◆ Dataset excerpts ◆
----

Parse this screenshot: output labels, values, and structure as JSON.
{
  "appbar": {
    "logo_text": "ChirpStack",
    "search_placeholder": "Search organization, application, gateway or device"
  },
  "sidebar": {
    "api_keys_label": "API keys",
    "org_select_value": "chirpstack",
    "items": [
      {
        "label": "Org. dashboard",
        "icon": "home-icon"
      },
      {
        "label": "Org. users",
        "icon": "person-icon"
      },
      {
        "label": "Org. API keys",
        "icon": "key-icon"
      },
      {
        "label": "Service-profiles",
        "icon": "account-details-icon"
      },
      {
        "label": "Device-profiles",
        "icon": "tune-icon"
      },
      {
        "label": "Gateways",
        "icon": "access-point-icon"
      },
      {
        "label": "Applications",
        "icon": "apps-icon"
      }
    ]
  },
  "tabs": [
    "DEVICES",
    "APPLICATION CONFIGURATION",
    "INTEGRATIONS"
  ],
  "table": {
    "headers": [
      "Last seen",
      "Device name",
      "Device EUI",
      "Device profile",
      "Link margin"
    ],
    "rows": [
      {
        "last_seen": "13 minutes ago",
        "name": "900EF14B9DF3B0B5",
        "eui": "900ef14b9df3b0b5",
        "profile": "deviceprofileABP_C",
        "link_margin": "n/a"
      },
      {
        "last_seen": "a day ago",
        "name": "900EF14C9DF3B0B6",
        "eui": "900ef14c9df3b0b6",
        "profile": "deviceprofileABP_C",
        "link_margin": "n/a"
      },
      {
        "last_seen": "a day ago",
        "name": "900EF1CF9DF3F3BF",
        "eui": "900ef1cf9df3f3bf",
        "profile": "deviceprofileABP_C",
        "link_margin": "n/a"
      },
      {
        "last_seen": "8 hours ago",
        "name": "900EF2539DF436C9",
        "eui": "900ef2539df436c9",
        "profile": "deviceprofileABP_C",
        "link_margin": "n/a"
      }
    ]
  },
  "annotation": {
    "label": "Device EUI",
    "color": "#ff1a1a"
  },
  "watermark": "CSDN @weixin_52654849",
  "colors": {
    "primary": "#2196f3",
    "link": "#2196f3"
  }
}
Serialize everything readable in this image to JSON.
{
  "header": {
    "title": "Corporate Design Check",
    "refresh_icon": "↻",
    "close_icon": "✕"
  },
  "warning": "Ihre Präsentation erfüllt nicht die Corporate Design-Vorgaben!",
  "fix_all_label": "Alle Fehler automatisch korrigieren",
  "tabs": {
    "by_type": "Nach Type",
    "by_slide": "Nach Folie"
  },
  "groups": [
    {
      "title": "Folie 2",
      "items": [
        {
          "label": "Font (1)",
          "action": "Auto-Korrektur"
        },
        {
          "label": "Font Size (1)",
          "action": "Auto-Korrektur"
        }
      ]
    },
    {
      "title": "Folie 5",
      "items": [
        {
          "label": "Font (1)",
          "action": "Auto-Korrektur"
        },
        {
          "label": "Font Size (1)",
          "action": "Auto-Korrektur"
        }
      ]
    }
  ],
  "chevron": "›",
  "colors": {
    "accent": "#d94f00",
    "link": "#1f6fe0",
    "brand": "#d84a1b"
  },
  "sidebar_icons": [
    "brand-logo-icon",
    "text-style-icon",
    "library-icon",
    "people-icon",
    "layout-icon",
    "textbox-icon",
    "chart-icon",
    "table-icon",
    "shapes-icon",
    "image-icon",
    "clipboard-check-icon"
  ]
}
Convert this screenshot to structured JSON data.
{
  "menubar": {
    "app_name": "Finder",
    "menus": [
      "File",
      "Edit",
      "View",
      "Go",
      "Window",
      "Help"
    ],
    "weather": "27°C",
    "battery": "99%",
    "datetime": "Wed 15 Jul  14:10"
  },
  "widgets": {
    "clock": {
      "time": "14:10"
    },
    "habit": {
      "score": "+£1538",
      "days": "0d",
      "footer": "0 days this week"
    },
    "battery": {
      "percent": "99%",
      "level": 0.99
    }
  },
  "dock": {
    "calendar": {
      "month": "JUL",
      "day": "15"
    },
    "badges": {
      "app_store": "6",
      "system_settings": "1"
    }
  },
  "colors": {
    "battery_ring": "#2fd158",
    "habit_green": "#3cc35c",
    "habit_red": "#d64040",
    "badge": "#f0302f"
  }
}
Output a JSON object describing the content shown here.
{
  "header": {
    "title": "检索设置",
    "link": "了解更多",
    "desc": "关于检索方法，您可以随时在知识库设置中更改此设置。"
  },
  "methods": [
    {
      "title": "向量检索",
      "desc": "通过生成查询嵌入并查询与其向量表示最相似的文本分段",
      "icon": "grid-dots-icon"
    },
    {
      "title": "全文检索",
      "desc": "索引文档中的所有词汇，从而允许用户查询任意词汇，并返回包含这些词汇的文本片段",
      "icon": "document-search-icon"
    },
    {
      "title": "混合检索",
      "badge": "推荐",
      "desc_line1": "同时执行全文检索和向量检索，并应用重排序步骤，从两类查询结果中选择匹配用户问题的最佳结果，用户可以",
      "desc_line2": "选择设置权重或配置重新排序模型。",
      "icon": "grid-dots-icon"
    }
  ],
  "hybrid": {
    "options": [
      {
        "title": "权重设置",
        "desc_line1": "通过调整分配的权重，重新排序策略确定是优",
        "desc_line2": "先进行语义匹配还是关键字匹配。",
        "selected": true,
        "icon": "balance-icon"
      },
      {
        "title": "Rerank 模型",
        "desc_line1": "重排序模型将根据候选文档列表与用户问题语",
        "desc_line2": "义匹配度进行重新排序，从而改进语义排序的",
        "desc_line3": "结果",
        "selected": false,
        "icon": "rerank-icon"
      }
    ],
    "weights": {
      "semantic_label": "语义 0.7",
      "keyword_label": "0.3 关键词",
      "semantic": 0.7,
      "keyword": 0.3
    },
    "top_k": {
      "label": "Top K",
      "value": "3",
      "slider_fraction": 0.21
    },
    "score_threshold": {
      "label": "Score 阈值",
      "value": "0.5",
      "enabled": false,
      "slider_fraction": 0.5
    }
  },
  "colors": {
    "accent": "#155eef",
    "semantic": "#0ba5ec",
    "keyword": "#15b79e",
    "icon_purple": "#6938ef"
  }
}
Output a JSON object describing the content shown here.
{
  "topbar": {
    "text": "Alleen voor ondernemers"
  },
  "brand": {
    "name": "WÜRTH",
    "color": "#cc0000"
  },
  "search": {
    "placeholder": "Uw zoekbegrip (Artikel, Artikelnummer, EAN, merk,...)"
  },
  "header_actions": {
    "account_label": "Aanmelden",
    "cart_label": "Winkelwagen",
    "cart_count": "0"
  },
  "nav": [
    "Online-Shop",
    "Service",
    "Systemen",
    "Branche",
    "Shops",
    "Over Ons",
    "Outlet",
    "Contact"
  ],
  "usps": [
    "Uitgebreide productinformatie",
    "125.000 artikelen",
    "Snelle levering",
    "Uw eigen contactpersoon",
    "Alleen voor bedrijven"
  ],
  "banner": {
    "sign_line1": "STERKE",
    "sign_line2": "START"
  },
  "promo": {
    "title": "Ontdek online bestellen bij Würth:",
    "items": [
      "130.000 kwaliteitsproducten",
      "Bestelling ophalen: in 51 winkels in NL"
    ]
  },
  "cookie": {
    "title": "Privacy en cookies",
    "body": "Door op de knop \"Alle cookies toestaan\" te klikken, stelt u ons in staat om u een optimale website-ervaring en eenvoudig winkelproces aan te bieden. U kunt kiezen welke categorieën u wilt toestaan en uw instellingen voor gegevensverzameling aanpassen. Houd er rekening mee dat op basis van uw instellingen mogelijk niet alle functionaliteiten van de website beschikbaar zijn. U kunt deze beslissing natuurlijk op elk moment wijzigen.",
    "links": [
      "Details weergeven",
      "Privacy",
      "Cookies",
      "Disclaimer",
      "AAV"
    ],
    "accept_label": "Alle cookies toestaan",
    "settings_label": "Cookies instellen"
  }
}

----

◆ Problem details ◆
Find and copy each line above that includes the string "image".

◆ Task answer ◆
Serialize everything readable in this image to JSON.
    "image-icon",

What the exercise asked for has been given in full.